**Set task:**
Any picture among the records should be left out, please; retype the rest exactly.

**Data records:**
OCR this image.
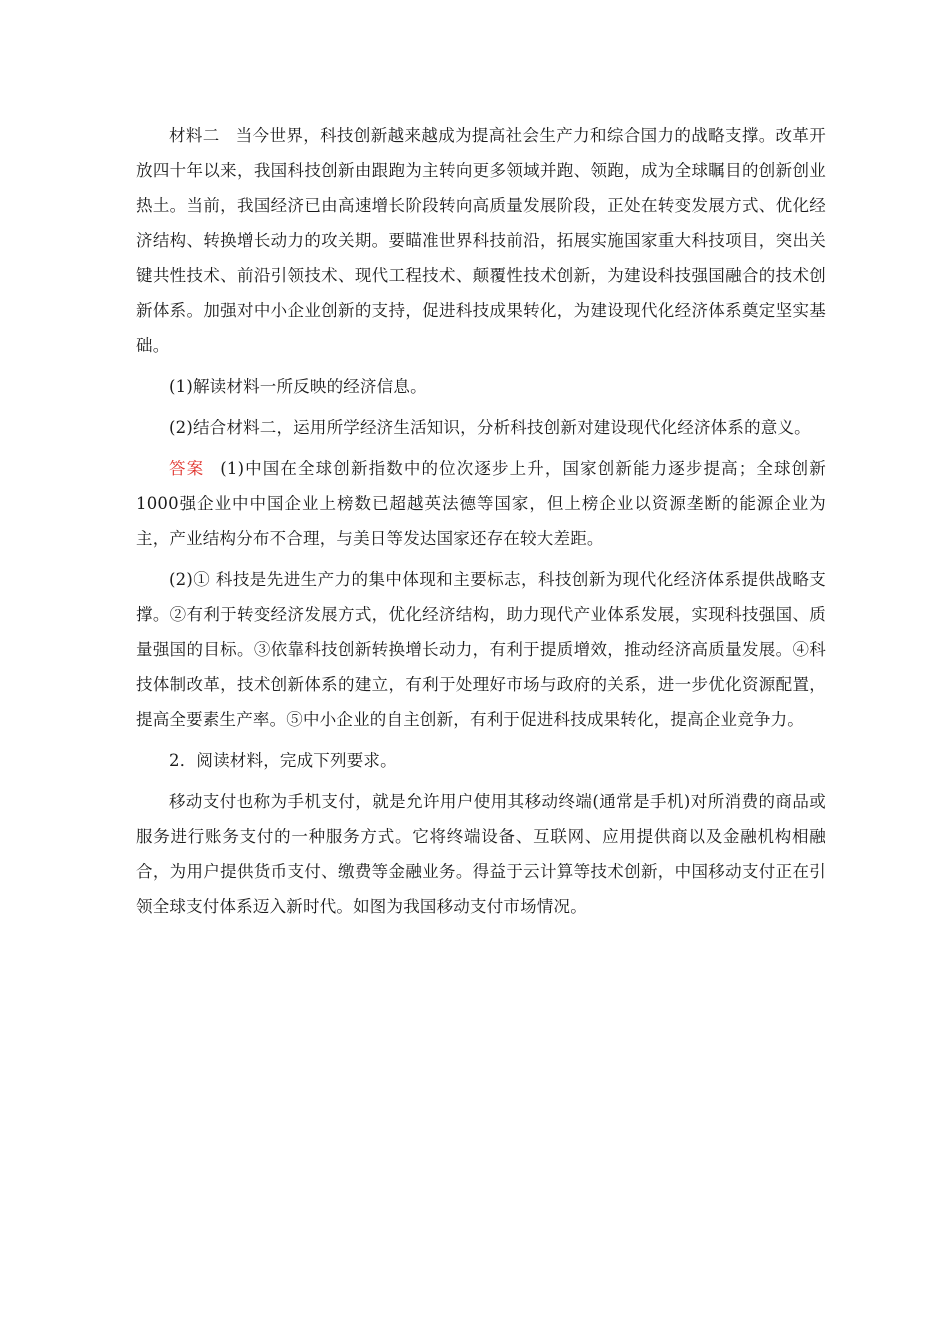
材料二 当今世界，科技创新越来越成为提高社会生产力和综合国力的战略支撑。改革开放四十年以来，我国科技创新由跟跑为主转向更多领域并跑、领跑，成为全球瞩目的创新创业热土。当前，我国经济已由高速增长阶段转向高质量发展阶段，正处在转变发展方式、优化经济结构、转换增长动力的攻关期。要瞄准世界科技前沿，拓展实施国家重大科技项目，突出关键共性技术、前沿引领技术、现代工程技术、颠覆性技术创新，为建设科技强国融合的技术创新体系。加强对中小企业创新的支持，促进科技成果转化，为建设现代化经济体系奠定坚实基础。

(1)解读材料一所反映的经济信息。

(2)结合材料二，运用所学经济生活知识，分析科技创新对建设现代化经济体系的意义。

答案 (1)中国在全球创新指数中的位次逐步上升，国家创新能力逐步提高；全球创新1000强企业中中国企业上榜数已超越英法德等国家，但上榜企业以资源垄断的能源企业为主，产业结构分布不合理，与美日等发达国家还存在较大差距。

(2)① 科技是先进生产力的集中体现和主要标志，科技创新为现代化经济体系提供战略支撑。②有利于转变经济发展方式，优化经济结构，助力现代产业体系发展，实现科技强国、质量强国的目标。③依靠科技创新转换增长动力，有利于提质增效，推动经济高质量发展。④科技体制改革，技术创新体系的建立，有利于处理好市场与政府的关系，进一步优化资源配置，提高全要素生产率。⑤中小企业的自主创新，有利于促进科技成果转化，提高企业竞争力。

2．阅读材料，完成下列要求。

移动支付也称为手机支付，就是允许用户使用其移动终端(通常是手机)对所消费的商品或服务进行账务支付的一种服务方式。它将终端设备、互联网、应用提供商以及金融机构相融合，为用户提供货币支付、缴费等金融业务。得益于云计算等技术创新，中国移动支付正在引领全球支付体系迈入新时代。如图为我国移动支付市场情况。
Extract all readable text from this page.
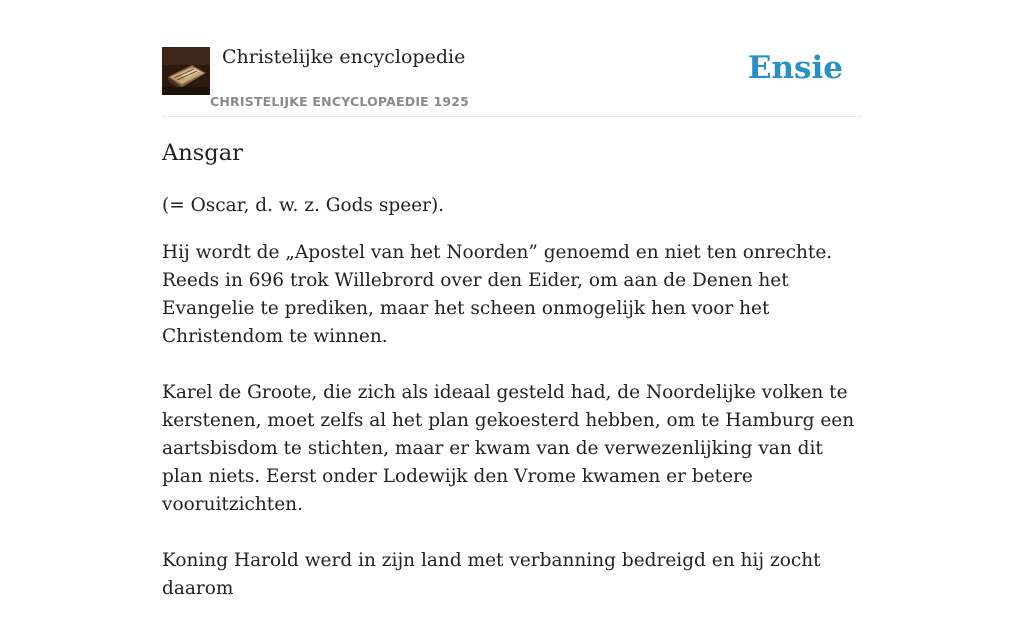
Christelijke encyclopedie
CHRISTELIJKE ENCYCLOPAEDIE 1925
Ensie
Ansgar

(= Oscar, d. w. z. Gods speer).

Hij wordt de „Apostel van het Noorden” genoemd en niet ten onrechte. Reeds in 696 trok Willebrord over den Eider, om aan de Denen het Evangelie te prediken, maar het scheen onmogelijk hen voor het Christendom te winnen.

Karel de Groote, die zich als ideaal gesteld had, de Noordelijke volken te kerstenen, moet zelfs al het plan gekoesterd hebben, om te Hamburg een aartsbisdom te stichten, maar er kwam van de verwezenlijking van dit plan niets. Eerst onder Lodewijk den Vrome kwamen er betere vooruitzichten.

Koning Harold werd in zijn land met verbanning bedreigd en hij zocht daarom
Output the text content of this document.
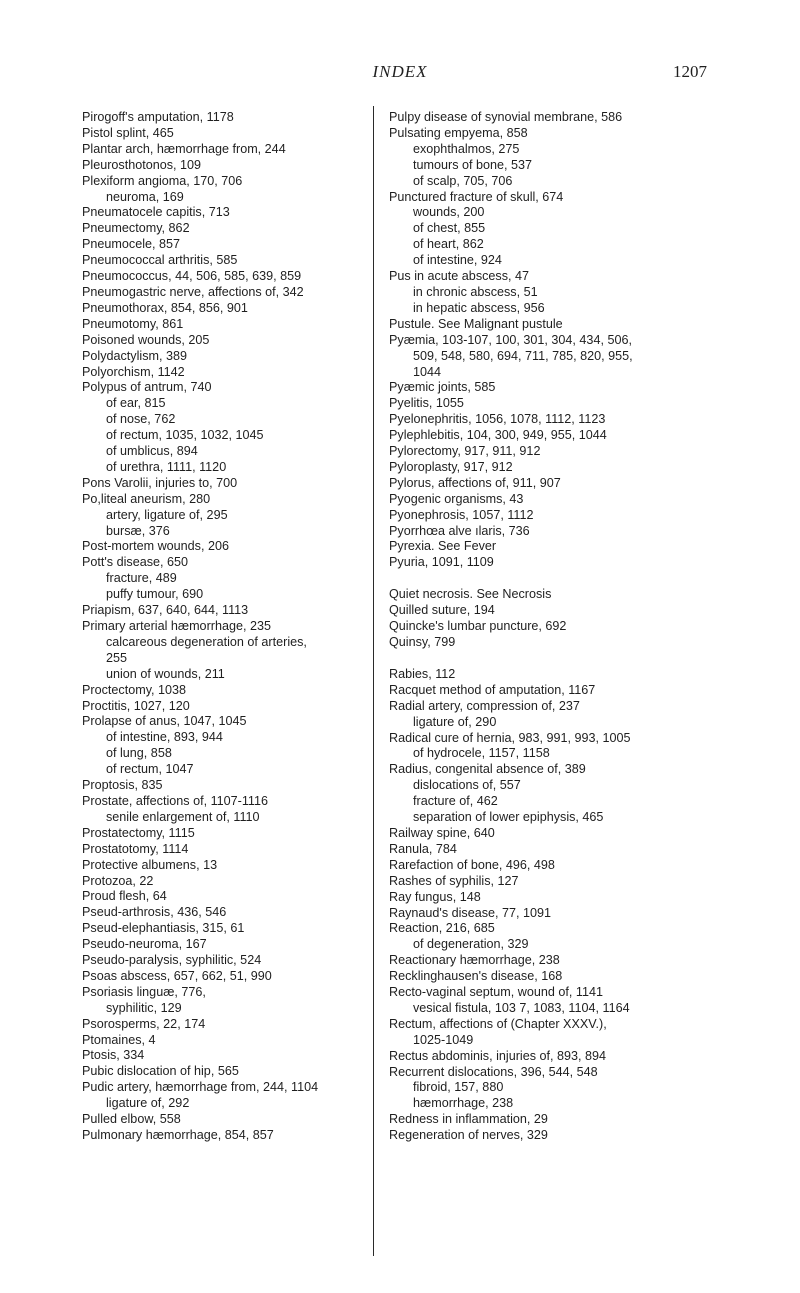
INDEX	1207
Pirogoff's amputation, 1178
Pistol splint, 465
Plantar arch, hæmorrhage from, 244
Pleurosthotonos, 109
Plexiform angioma, 170, 706
neuroma, 169
Pneumatocele capitis, 713
Pneumectomy, 862
Pneumocele, 857
Pneumococcal arthritis, 585
Pneumococcus, 44, 506, 585, 639, 859
Pneumogastric nerve, affections of, 342
Pneumothorax, 854, 856, 901
Pneumotomy, 861
Poisoned wounds, 205
Polydactylism, 389
Polyorchism, 1142
Polypus of antrum, 740
of ear, 815
of nose, 762
of rectum, 1035, 1032, 1045
of umblicus, 894
of urethra, 1111, 1120
Pons Varolii, injuries to, 700
Po,liteal aneurism, 280
artery, ligature of, 295
bursæ, 376
Post-mortem wounds, 206
Pott's disease, 650
fracture, 489
puffy tumour, 690
Priapism, 637, 640, 644, 1113
Primary arterial hæmorrhage, 235
calcareous degeneration of arteries,
255
union of wounds, 211
Proctectomy, 1038
Proctitis, 1027, 120
Prolapse of anus, 1047, 1045
of intestine, 893, 944
of lung, 858
of rectum, 1047
Proptosis, 835
Prostate, affections of, 1107-1116
senile enlargement of, 1110
Prostatectomy, 1115
Prostatotomy, 1114
Protective albumens, 13
Protozoa, 22
Proud flesh, 64
Pseud-arthrosis, 436, 546
Pseud-elephantiasis, 315, 61
Pseudo-neuroma, 167
Pseudo-paralysis, syphilitic, 524
Psoas abscess, 657, 662, 51, 990
Psoriasis linguæ, 776,
syphilitic, 129
Psorosperms, 22, 174
Ptomaines, 4
Ptosis, 334
Pubic dislocation of hip, 565
Pudic artery, hæmorrhage from, 244, 1104
ligature of, 292
Pulled elbow, 558
Pulmonary hæmorrhage, 854, 857
Pulpy disease of synovial membrane, 586
Pulsating empyema, 858
exophthalmos, 275
tumours of bone, 537
of scalp, 705, 706
Punctured fracture of skull, 674
wounds, 200
of chest, 855
of heart, 862
of intestine, 924
Pus in acute abscess, 47
in chronic abscess, 51
in hepatic abscess, 956
Pustule. See Malignant pustule
Pyæmia, 103-107, 100, 301, 304, 434, 506,
509, 548, 580, 694, 711, 785, 820, 955,
1044
Pyæmic joints, 585
Pyelitis, 1055
Pyelonephritis, 1056, 1078, 1112, 1123
Pylephlebitis, 104, 300, 949, 955, 1044
Pylorectomy, 917, 911, 912
Pyloroplasty, 917, 912
Pylorus, affections of, 911, 907
Pyogenic organisms, 43
Pyonephrosis, 1057, 1112
Pyorrhœa alve ılaris, 736
Pyrexia. See Fever
Pyuria, 1091, 1109
Quiet necrosis. See Necrosis
Quilled suture, 194
Quincke's lumbar puncture, 692
Quinsy, 799
Rabies, 112
Racquet method of amputation, 1167
Radial artery, compression of, 237
ligature of, 290
Radical cure of hernia, 983, 991, 993, 1005
of hydrocele, 1157, 1158
Radius, congenital absence of, 389
dislocations of, 557
fracture of, 462
separation of lower epiphysis, 465
Railway spine, 640
Ranula, 784
Rarefaction of bone, 496, 498
Rashes of syphilis, 127
Ray fungus, 148
Raynaud's disease, 77, 1091
Reaction, 216, 685
of degeneration, 329
Reactionary hæmorrhage, 238
Recklinghausen's disease, 168
Recto-vaginal septum, wound of, 1141
vesical fistula, 103 7, 1083, 1104, 1164
Rectum, affections of (Chapter XXXV.),
1025-1049
Rectus abdominis, injuries of, 893, 894
Recurrent dislocations, 396, 544, 548
fibroid, 157, 880
hæmorrhage, 238
Redness in inflammation, 29
Regeneration of nerves, 329
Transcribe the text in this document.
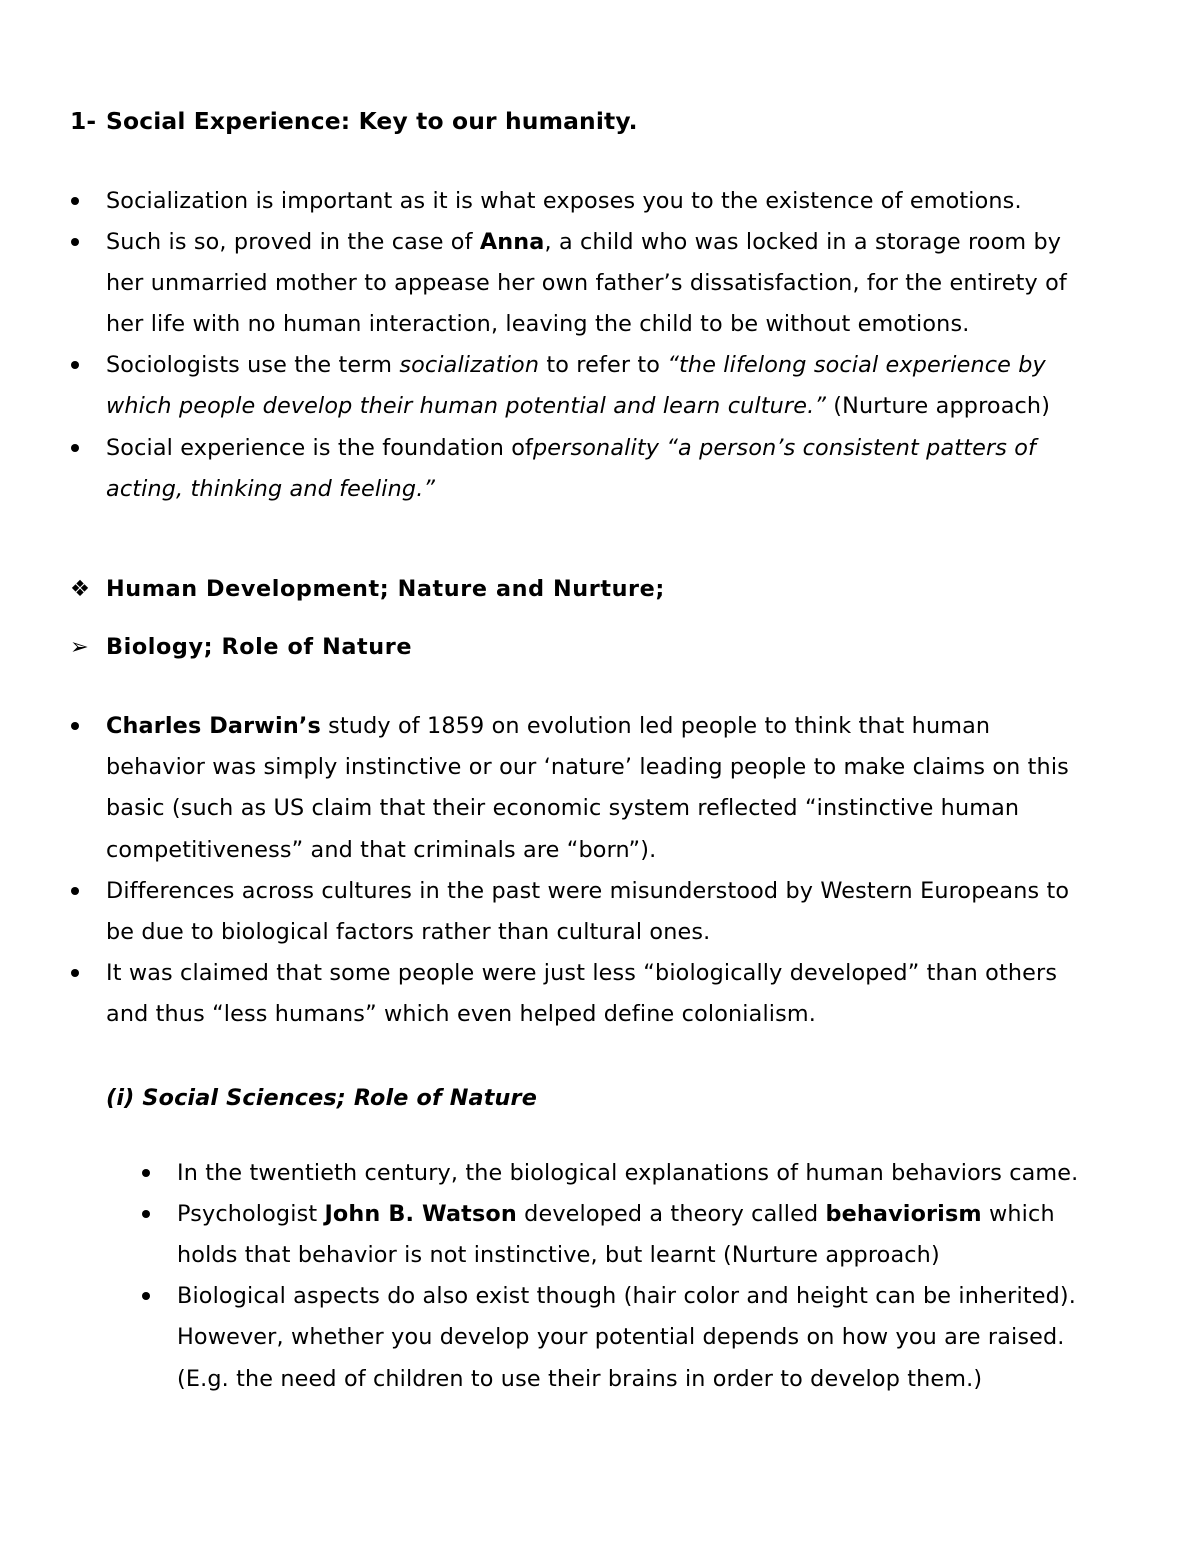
1- Social Experience: Key to our humanity.
Socialization is important as it is what exposes you to the existence of emotions.
Such is so, proved in the case of Anna, a child who was locked in a storage room by
her unmarried mother to appease her own father’s dissatisfaction, for the entirety of
her life with no human interaction, leaving the child to be without emotions.
Sociologists use the term socialization to refer to “the lifelong social experience by
which people develop their human potential and learn culture.” (Nurture approach)
Social experience is the foundation ofpersonality “a person’s consistent patters of
acting, thinking and feeling.”
❖ Human Development; Nature and Nurture;
➢ Biology; Role of Nature
Charles Darwin’s study of 1859 on evolution led people to think that human
behavior was simply instinctive or our ‘nature’ leading people to make claims on this
basic (such as US claim that their economic system reflected “instinctive human
competitiveness” and that criminals are “born”).
Differences across cultures in the past were misunderstood by Western Europeans to
be due to biological factors rather than cultural ones.
It was claimed that some people were just less “biologically developed” than others
and thus “less humans” which even helped define colonialism.
(i) Social Sciences; Role of Nature
In the twentieth century, the biological explanations of human behaviors came.
Psychologist John B. Watson developed a theory called behaviorism which
holds that behavior is not instinctive, but learnt (Nurture approach)
Biological aspects do also exist though (hair color and height can be inherited).
However, whether you develop your potential depends on how you are raised.
(E.g. the need of children to use their brains in order to develop them.)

**Answer for this exercise:**
OCR this image.
材料二 当今世界，科技创新越来越成为提高社会生产力和综合国力的战略支撑。改革开放四十年以来，我国科技创新由跟跑为主转向更多领域并跑、领跑，成为全球瞩目的创新创业热土。当前，我国经济已由高速增长阶段转向高质量发展阶段，正处在转变发展方式、优化经济结构、转换增长动力的攻关期。要瞄准世界科技前沿，拓展实施国家重大科技项目，突出关键共性技术、前沿引领技术、现代工程技术、颠覆性技术创新，为建设科技强国融合的技术创新体系。加强对中小企业创新的支持，促进科技成果转化，为建设现代化经济体系奠定坚实基础。

(1)解读材料一所反映的经济信息。

(2)结合材料二，运用所学经济生活知识，分析科技创新对建设现代化经济体系的意义。

答案 (1)中国在全球创新指数中的位次逐步上升，国家创新能力逐步提高；全球创新1000强企业中中国企业上榜数已超越英法德等国家，但上榜企业以资源垄断的能源企业为主，产业结构分布不合理，与美日等发达国家还存在较大差距。

(2)① 科技是先进生产力的集中体现和主要标志，科技创新为现代化经济体系提供战略支撑。②有利于转变经济发展方式，优化经济结构，助力现代产业体系发展，实现科技强国、质量强国的目标。③依靠科技创新转换增长动力，有利于提质增效，推动经济高质量发展。④科技体制改革，技术创新体系的建立，有利于处理好市场与政府的关系，进一步优化资源配置，提高全要素生产率。⑤中小企业的自主创新，有利于促进科技成果转化，提高企业竞争力。

2．阅读材料，完成下列要求。

移动支付也称为手机支付，就是允许用户使用其移动终端(通常是手机)对所消费的商品或服务进行账务支付的一种服务方式。它将终端设备、互联网、应用提供商以及金融机构相融合，为用户提供货币支付、缴费等金融业务。得益于云计算等技术创新，中国移动支付正在引领全球支付体系迈入新时代。如图为我国移动支付市场情况。
Extract all readable text from this page.
Christelijke encyclopedie
CHRISTELIJKE ENCYCLOPAEDIE 1925
Ensie
Ansgar

(= Oscar, d. w. z. Gods speer).

Hij wordt de „Apostel van het Noorden” genoemd en niet ten onrechte. Reeds in 696 trok Willebrord over den Eider, om aan de Denen het Evangelie te prediken, maar het scheen onmogelijk hen voor het Christendom te winnen.

Karel de Groote, die zich als ideaal gesteld had, de Noordelijke volken te kerstenen, moet zelfs al het plan gekoesterd hebben, om te Hamburg een aartsbisdom te stichten, maar er kwam van de verwezenlijking van dit plan niets. Eerst onder Lodewijk den Vrome kwamen er betere vooruitzichten.

Koning Harold werd in zijn land met verbanning bedreigd en hij zocht daarom
Output the text content of this document.
INDEX	1207
Pirogoff's amputation, 1178
Pistol splint, 465
Plantar arch, hæmorrhage from, 244
Pleurosthotonos, 109
Plexiform angioma, 170, 706
neuroma, 169
Pneumatocele capitis, 713
Pneumectomy, 862
Pneumocele, 857
Pneumococcal arthritis, 585
Pneumococcus, 44, 506, 585, 639, 859
Pneumogastric nerve, affections of, 342
Pneumothorax, 854, 856, 901
Pneumotomy, 861
Poisoned wounds, 205
Polydactylism, 389
Polyorchism, 1142
Polypus of antrum, 740
of ear, 815
of nose, 762
of rectum, 1035, 1032, 1045
of umblicus, 894
of urethra, 1111, 1120
Pons Varolii, injuries to, 700
Po,liteal aneurism, 280
artery, ligature of, 295
bursæ, 376
Post-mortem wounds, 206
Pott's disease, 650
fracture, 489
puffy tumour, 690
Priapism, 637, 640, 644, 1113
Primary arterial hæmorrhage, 235
calcareous degeneration of arteries,
255
union of wounds, 211
Proctectomy, 1038
Proctitis, 1027, 120
Prolapse of anus, 1047, 1045
of intestine, 893, 944
of lung, 858
of rectum, 1047
Proptosis, 835
Prostate, affections of, 1107-1116
senile enlargement of, 1110
Prostatectomy, 1115
Prostatotomy, 1114
Protective albumens, 13
Protozoa, 22
Proud flesh, 64
Pseud-arthrosis, 436, 546
Pseud-elephantiasis, 315, 61
Pseudo-neuroma, 167
Pseudo-paralysis, syphilitic, 524
Psoas abscess, 657, 662, 51, 990
Psoriasis linguæ, 776,
syphilitic, 129
Psorosperms, 22, 174
Ptomaines, 4
Ptosis, 334
Pubic dislocation of hip, 565
Pudic artery, hæmorrhage from, 244, 1104
ligature of, 292
Pulled elbow, 558
Pulmonary hæmorrhage, 854, 857
Pulpy disease of synovial membrane, 586
Pulsating empyema, 858
exophthalmos, 275
tumours of bone, 537
of scalp, 705, 706
Punctured fracture of skull, 674
wounds, 200
of chest, 855
of heart, 862
of intestine, 924
Pus in acute abscess, 47
in chronic abscess, 51
in hepatic abscess, 956
Pustule. See Malignant pustule
Pyæmia, 103-107, 100, 301, 304, 434, 506,
509, 548, 580, 694, 711, 785, 820, 955,
1044
Pyæmic joints, 585
Pyelitis, 1055
Pyelonephritis, 1056, 1078, 1112, 1123
Pylephlebitis, 104, 300, 949, 955, 1044
Pylorectomy, 917, 911, 912
Pyloroplasty, 917, 912
Pylorus, affections of, 911, 907
Pyogenic organisms, 43
Pyonephrosis, 1057, 1112
Pyorrhœa alve ılaris, 736
Pyrexia. See Fever
Pyuria, 1091, 1109
Quiet necrosis. See Necrosis
Quilled suture, 194
Quincke's lumbar puncture, 692
Quinsy, 799
Rabies, 112
Racquet method of amputation, 1167
Radial artery, compression of, 237
ligature of, 290
Radical cure of hernia, 983, 991, 993, 1005
of hydrocele, 1157, 1158
Radius, congenital absence of, 389
dislocations of, 557
fracture of, 462
separation of lower epiphysis, 465
Railway spine, 640
Ranula, 784
Rarefaction of bone, 496, 498
Rashes of syphilis, 127
Ray fungus, 148
Raynaud's disease, 77, 1091
Reaction, 216, 685
of degeneration, 329
Reactionary hæmorrhage, 238
Recklinghausen's disease, 168
Recto-vaginal septum, wound of, 1141
vesical fistula, 103 7, 1083, 1104, 1164
Rectum, affections of (Chapter XXXV.),
1025-1049
Rectus abdominis, injuries of, 893, 894
Recurrent dislocations, 396, 544, 548
fibroid, 157, 880
hæmorrhage, 238
Redness in inflammation, 29
Regeneration of nerves, 329
Transcribe the text in this document.
1- Social Experience: Key to our humanity.
Socialization is important as it is what exposes you to the existence of emotions.
Such is so, proved in the case of Anna, a child who was locked in a storage room by
her unmarried mother to appease her own father’s dissatisfaction, for the entirety of
her life with no human interaction, leaving the child to be without emotions.
Sociologists use the term socialization to refer to “the lifelong social experience by
which people develop their human potential and learn culture.” (Nurture approach)
Social experience is the foundation ofpersonality “a person’s consistent patters of
acting, thinking and feeling.”
❖ Human Development; Nature and Nurture;
➢ Biology; Role of Nature
Charles Darwin’s study of 1859 on evolution led people to think that human
behavior was simply instinctive or our ‘nature’ leading people to make claims on this
basic (such as US claim that their economic system reflected “instinctive human
competitiveness” and that criminals are “born”).
Differences across cultures in the past were misunderstood by Western Europeans to
be due to biological factors rather than cultural ones.
It was claimed that some people were just less “biologically developed” than others
and thus “less humans” which even helped define colonialism.
(i) Social Sciences; Role of Nature
In the twentieth century, the biological explanations of human behaviors came.
Psychologist John B. Watson developed a theory called behaviorism which
holds that behavior is not instinctive, but learnt (Nurture approach)
Biological aspects do also exist though (hair color and height can be inherited).
However, whether you develop your potential depends on how you are raised.
(E.g. the need of children to use their brains in order to develop them.)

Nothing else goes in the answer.